-- BEGIN SUPPLIED RECORDS --

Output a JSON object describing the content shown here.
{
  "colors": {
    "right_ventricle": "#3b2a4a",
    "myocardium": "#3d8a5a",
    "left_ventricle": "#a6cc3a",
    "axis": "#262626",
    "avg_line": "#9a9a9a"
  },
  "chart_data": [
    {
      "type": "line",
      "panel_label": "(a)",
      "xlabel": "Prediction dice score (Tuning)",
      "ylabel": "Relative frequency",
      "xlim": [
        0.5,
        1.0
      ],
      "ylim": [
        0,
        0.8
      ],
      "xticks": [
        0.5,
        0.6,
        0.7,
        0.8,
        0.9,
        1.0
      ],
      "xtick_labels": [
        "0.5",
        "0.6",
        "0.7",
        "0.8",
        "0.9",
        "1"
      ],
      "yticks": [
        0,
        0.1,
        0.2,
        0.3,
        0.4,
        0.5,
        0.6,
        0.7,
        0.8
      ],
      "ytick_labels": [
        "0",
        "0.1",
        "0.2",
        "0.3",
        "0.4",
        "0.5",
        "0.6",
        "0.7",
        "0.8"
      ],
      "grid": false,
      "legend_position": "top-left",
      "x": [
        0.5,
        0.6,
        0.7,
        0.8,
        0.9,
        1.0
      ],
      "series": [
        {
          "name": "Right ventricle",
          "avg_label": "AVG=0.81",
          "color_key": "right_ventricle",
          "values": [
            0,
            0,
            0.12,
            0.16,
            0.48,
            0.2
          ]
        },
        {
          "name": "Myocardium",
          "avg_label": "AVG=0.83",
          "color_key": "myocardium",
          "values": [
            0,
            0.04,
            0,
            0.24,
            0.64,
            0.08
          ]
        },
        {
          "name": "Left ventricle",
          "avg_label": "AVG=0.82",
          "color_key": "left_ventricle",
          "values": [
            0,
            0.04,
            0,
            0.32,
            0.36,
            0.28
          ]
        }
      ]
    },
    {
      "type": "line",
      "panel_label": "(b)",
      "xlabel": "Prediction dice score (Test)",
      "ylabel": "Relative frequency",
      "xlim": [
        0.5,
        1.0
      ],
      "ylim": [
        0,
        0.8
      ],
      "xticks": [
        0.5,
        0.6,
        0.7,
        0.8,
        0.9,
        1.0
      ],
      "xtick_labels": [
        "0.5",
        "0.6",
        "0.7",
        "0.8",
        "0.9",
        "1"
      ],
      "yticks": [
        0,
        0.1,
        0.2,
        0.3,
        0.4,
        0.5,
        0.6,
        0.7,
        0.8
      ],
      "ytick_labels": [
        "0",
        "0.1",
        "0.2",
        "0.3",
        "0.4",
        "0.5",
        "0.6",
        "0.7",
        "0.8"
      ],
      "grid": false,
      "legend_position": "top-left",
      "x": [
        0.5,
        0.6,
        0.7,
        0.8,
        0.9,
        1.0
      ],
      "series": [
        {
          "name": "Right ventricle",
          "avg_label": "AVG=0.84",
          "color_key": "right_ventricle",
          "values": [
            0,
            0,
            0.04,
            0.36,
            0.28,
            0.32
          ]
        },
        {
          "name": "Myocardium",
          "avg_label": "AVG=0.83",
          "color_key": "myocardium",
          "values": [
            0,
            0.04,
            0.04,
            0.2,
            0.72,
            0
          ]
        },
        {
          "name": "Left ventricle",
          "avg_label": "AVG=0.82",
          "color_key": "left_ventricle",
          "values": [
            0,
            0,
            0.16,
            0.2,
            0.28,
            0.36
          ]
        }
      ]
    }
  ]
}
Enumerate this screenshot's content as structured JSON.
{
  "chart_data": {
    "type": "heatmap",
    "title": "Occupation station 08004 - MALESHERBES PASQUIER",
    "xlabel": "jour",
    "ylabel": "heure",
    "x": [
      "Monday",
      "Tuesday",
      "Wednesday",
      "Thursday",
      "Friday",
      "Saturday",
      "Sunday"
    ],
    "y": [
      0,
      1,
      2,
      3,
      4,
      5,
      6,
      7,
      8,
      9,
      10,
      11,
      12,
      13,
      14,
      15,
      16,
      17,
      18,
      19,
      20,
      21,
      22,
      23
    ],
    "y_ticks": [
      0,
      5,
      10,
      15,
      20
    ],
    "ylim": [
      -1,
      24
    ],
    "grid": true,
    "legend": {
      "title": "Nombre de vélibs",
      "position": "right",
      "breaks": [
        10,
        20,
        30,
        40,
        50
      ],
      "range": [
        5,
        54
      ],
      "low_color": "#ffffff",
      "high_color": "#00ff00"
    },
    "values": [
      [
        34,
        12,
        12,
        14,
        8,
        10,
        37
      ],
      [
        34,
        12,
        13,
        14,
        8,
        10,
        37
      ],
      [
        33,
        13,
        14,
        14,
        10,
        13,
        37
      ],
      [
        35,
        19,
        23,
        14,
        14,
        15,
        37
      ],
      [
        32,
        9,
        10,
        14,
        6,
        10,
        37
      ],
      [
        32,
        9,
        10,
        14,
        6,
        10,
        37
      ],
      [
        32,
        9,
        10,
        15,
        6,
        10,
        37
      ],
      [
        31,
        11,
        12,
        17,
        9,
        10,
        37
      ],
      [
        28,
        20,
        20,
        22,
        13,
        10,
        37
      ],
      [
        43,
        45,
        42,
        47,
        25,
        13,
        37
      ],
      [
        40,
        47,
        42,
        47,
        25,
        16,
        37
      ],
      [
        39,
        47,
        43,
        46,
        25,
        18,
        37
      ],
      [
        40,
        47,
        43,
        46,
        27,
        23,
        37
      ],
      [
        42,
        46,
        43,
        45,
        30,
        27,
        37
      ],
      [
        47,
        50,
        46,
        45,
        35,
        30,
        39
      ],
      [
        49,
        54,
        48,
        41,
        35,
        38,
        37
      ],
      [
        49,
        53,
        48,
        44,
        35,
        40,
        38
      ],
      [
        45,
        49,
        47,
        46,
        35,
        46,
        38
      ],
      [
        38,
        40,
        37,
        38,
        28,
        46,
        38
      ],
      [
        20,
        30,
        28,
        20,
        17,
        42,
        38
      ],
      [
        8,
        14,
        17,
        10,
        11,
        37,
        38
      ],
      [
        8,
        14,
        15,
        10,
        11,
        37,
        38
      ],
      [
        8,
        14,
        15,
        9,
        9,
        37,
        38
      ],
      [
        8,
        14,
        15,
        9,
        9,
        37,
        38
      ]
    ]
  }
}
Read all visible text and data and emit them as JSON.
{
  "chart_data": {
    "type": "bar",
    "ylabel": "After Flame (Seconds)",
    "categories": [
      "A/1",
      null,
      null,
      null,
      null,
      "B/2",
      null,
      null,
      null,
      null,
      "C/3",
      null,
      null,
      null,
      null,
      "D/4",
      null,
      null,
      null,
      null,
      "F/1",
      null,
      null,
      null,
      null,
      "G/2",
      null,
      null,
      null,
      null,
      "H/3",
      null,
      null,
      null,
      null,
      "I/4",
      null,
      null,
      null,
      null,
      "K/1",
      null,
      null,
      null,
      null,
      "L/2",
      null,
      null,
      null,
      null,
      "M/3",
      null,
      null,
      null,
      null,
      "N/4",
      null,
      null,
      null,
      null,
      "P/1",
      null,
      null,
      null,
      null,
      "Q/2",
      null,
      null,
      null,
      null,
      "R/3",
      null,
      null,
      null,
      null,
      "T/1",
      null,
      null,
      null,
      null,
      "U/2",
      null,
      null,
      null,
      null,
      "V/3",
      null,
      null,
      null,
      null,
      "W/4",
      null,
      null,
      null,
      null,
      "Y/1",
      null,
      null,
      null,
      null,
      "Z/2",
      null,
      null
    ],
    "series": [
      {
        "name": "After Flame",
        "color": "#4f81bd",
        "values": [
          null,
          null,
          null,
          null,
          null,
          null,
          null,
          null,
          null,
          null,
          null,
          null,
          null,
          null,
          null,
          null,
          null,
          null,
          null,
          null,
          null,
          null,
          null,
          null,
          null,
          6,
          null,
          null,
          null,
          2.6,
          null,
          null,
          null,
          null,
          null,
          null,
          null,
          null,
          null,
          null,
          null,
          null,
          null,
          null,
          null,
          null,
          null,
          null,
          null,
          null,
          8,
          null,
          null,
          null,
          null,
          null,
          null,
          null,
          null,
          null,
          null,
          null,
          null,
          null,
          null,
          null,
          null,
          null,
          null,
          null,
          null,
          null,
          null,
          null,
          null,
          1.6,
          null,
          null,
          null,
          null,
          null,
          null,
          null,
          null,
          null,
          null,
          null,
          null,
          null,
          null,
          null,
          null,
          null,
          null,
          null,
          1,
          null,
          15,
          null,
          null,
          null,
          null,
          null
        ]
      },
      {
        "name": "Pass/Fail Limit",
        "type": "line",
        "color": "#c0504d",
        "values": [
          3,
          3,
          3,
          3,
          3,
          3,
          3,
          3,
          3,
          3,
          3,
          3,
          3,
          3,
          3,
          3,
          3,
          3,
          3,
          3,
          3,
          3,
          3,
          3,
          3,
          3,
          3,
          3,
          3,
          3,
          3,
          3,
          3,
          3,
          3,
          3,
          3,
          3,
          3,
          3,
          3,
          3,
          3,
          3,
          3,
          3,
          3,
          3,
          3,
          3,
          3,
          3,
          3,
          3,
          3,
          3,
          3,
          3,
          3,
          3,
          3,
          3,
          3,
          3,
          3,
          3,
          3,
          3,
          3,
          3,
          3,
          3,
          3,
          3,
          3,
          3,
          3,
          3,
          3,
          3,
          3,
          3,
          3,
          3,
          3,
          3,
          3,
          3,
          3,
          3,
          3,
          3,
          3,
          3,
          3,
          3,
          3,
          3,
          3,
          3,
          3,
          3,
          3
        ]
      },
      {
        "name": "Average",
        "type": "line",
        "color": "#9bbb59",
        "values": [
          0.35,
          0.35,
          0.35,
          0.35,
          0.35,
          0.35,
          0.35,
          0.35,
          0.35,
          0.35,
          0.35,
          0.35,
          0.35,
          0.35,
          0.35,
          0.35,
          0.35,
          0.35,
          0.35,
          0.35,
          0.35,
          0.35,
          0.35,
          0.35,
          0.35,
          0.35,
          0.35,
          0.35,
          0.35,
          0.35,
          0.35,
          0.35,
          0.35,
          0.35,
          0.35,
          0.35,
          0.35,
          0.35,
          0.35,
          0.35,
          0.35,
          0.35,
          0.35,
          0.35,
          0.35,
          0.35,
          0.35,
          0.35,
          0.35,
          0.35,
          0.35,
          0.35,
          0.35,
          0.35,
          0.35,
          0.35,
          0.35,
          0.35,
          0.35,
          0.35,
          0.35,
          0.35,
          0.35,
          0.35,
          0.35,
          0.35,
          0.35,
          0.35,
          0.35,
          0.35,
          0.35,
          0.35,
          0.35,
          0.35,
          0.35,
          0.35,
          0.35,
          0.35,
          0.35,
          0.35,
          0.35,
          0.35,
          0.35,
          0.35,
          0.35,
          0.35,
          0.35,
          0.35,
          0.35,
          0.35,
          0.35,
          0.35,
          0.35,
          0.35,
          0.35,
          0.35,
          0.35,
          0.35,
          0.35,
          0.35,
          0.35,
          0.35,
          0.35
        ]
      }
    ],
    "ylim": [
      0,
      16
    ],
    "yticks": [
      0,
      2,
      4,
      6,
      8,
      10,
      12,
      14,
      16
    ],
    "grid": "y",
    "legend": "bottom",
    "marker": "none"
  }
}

-- END SUPPLIED RECORDS --

→ AIM OF THE TASK:
Pick out every line with the string "Prediction" and copy it.

→ EXPECTED OUTPUT:
      "xlabel": "Prediction dice score (Tuning)",
      "xlabel": "Prediction dice score (Test)",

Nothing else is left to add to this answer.